● WHAT TO WORK ON:
In the records below, pick out all lines containing the word "paribus".

───── DATA FOR THE TASK ─────

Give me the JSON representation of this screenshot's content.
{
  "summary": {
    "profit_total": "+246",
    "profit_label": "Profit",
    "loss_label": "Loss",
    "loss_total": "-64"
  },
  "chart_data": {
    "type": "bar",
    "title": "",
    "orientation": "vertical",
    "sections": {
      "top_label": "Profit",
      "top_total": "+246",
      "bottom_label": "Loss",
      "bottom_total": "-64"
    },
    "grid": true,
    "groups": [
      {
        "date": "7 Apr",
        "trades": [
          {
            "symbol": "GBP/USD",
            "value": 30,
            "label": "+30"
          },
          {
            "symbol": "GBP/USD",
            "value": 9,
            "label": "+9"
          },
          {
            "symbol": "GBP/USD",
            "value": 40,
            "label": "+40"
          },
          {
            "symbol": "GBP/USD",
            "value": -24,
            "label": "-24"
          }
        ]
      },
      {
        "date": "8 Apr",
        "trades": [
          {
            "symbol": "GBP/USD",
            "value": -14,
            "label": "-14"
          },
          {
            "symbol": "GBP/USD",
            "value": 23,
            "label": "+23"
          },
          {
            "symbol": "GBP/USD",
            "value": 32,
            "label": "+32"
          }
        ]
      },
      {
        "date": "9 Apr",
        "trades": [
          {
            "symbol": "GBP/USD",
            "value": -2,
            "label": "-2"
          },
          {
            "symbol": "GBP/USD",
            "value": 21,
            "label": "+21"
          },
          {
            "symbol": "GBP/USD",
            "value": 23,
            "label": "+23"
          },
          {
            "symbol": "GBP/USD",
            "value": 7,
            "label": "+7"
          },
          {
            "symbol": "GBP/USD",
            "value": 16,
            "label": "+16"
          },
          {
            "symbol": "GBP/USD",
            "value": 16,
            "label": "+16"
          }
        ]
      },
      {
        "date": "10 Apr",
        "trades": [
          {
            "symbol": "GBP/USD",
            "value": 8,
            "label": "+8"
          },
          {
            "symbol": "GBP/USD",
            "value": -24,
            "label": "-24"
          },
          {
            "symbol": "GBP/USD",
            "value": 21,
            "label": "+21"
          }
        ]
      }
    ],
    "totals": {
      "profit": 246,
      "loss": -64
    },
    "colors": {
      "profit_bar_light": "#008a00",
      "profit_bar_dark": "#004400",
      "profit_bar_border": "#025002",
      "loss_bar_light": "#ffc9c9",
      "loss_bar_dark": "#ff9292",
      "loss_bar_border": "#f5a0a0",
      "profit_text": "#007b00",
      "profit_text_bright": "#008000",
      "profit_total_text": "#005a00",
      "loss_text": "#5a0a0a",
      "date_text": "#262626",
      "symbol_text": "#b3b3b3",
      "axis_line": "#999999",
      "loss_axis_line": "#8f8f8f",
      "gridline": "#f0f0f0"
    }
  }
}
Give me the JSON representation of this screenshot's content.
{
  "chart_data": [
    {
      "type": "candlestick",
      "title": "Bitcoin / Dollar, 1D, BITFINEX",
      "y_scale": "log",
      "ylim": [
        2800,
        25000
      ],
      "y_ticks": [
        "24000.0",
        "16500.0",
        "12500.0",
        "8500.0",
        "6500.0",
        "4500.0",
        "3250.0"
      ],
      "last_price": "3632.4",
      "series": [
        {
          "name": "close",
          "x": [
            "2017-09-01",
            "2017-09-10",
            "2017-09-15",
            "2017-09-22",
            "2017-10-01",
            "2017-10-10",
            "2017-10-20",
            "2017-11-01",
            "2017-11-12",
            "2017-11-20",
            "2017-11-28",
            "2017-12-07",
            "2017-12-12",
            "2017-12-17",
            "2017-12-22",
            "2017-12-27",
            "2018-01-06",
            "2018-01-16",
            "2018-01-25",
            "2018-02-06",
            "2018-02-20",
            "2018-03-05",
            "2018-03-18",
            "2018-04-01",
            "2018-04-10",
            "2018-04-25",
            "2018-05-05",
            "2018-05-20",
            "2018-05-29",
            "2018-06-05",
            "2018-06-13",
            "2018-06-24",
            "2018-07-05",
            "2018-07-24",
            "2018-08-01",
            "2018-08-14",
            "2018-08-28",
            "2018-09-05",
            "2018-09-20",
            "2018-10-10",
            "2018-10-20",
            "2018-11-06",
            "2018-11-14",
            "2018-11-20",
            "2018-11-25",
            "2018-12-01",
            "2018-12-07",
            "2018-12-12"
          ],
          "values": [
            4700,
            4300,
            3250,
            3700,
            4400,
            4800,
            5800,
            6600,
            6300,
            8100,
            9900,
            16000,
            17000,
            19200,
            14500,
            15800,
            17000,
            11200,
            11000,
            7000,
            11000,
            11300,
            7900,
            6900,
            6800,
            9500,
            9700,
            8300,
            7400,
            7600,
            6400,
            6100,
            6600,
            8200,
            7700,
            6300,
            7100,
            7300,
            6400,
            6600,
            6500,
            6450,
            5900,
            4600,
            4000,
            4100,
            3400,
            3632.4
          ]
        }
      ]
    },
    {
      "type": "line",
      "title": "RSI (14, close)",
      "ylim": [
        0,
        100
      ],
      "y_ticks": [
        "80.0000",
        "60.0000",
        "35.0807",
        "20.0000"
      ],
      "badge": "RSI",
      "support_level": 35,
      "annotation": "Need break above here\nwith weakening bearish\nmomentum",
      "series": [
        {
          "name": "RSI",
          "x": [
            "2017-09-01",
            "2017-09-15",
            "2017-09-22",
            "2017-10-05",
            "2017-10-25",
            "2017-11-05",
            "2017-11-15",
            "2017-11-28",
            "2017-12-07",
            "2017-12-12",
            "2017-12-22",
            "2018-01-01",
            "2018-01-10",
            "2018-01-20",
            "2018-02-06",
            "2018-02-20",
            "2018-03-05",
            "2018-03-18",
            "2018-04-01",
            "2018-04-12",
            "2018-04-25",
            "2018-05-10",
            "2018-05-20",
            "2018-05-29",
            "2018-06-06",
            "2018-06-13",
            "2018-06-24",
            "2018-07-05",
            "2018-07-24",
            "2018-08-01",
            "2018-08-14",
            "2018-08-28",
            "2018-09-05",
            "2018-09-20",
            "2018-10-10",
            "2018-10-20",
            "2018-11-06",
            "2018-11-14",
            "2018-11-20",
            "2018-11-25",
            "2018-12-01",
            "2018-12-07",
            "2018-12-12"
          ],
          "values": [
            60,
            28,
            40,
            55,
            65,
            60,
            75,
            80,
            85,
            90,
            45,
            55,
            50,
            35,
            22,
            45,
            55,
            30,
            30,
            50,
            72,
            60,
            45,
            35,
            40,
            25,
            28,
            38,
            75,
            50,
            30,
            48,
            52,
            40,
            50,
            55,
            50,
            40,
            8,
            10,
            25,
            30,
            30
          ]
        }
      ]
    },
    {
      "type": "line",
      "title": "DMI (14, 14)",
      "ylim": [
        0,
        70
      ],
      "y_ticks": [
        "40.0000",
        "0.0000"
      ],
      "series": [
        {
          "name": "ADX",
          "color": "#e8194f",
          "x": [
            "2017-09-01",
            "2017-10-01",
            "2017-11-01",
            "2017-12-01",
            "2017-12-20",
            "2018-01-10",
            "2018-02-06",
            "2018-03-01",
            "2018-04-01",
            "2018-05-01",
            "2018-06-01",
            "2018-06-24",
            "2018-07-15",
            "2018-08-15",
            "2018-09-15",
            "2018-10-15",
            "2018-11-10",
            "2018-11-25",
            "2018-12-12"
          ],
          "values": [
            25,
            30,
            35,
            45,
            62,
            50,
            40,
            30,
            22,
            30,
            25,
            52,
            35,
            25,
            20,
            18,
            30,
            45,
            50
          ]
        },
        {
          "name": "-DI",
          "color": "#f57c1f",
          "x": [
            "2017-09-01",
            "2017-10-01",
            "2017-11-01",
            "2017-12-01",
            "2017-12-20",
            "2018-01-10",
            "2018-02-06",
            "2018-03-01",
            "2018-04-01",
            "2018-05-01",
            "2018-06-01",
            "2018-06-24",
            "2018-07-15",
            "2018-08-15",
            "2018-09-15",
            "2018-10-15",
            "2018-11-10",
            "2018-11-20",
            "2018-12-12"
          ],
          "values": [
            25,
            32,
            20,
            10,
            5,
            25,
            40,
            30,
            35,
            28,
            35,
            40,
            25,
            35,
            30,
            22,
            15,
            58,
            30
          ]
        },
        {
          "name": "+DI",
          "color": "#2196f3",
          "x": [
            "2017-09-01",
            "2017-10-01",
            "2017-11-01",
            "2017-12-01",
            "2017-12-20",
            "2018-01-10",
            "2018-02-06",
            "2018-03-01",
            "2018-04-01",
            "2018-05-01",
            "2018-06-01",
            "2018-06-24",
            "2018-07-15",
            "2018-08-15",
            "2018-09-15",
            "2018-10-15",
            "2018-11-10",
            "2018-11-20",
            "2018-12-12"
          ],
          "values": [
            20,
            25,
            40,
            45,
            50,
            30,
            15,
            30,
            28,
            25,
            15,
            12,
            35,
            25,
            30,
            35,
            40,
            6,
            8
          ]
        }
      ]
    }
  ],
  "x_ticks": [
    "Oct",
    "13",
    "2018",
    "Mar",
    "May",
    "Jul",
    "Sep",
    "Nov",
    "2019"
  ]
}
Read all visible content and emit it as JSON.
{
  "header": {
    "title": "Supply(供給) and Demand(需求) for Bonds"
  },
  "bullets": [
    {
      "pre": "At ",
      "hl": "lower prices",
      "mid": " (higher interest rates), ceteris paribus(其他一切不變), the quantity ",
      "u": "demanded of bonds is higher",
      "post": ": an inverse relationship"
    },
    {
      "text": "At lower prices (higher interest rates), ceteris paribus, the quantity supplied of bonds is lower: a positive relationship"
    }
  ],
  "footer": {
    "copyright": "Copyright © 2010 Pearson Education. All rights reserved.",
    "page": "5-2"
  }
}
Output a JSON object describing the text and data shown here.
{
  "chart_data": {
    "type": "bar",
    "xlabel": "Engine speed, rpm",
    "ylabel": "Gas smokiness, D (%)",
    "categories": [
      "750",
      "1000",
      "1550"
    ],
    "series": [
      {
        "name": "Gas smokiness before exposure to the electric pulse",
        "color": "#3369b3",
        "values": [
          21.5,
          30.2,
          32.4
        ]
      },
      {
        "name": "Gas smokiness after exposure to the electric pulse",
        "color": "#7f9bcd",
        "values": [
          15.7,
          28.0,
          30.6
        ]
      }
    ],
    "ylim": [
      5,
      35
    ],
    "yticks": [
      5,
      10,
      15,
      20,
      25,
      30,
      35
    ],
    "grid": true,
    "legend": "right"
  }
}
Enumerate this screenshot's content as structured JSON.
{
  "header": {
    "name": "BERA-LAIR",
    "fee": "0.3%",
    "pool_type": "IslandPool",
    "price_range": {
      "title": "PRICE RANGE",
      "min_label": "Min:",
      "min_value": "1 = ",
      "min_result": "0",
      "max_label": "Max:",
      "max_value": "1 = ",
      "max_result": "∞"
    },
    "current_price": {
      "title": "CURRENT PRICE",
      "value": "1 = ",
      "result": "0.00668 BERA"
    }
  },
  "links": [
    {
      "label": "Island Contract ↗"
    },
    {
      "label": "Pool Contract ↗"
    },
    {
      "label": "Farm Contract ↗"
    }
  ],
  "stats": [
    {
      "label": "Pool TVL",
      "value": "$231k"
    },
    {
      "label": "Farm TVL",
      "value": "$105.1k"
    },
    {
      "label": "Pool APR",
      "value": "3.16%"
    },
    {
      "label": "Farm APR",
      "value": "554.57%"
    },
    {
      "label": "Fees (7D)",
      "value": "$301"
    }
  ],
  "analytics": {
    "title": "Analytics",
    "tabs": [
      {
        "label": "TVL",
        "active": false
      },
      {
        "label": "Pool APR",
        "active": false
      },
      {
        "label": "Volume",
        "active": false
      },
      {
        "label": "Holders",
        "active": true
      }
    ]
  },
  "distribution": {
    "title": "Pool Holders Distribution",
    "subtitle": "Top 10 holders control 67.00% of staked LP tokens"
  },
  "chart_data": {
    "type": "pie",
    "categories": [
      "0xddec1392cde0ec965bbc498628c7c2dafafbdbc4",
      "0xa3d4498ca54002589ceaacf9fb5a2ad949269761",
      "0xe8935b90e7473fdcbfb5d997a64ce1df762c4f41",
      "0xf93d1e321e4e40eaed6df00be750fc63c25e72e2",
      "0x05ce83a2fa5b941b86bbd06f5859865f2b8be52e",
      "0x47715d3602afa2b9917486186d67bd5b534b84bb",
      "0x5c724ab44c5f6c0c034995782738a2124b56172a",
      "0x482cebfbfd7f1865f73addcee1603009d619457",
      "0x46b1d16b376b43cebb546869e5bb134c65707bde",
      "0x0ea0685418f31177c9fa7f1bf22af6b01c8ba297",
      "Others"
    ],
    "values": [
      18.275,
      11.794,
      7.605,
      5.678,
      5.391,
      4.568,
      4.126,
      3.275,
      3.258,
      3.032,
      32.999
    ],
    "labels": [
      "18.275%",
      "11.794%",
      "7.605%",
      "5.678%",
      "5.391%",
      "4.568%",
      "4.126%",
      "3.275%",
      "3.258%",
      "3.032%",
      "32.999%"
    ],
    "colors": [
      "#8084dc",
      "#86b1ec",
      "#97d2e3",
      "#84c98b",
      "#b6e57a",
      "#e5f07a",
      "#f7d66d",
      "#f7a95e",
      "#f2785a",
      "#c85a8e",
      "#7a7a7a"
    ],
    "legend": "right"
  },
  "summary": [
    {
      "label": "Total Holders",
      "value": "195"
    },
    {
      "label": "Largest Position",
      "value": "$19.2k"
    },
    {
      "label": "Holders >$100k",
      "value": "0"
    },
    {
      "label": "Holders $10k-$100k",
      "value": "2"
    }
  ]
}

─────

● COMPLETE RESPONSE:
      "mid": " (higher interest rates), ceteris paribus(其他一切不變), the quantity ",
      "text": "At lower prices (higher interest rates), ceteris paribus, the quantity supplied of bonds is lower: a positive relationship"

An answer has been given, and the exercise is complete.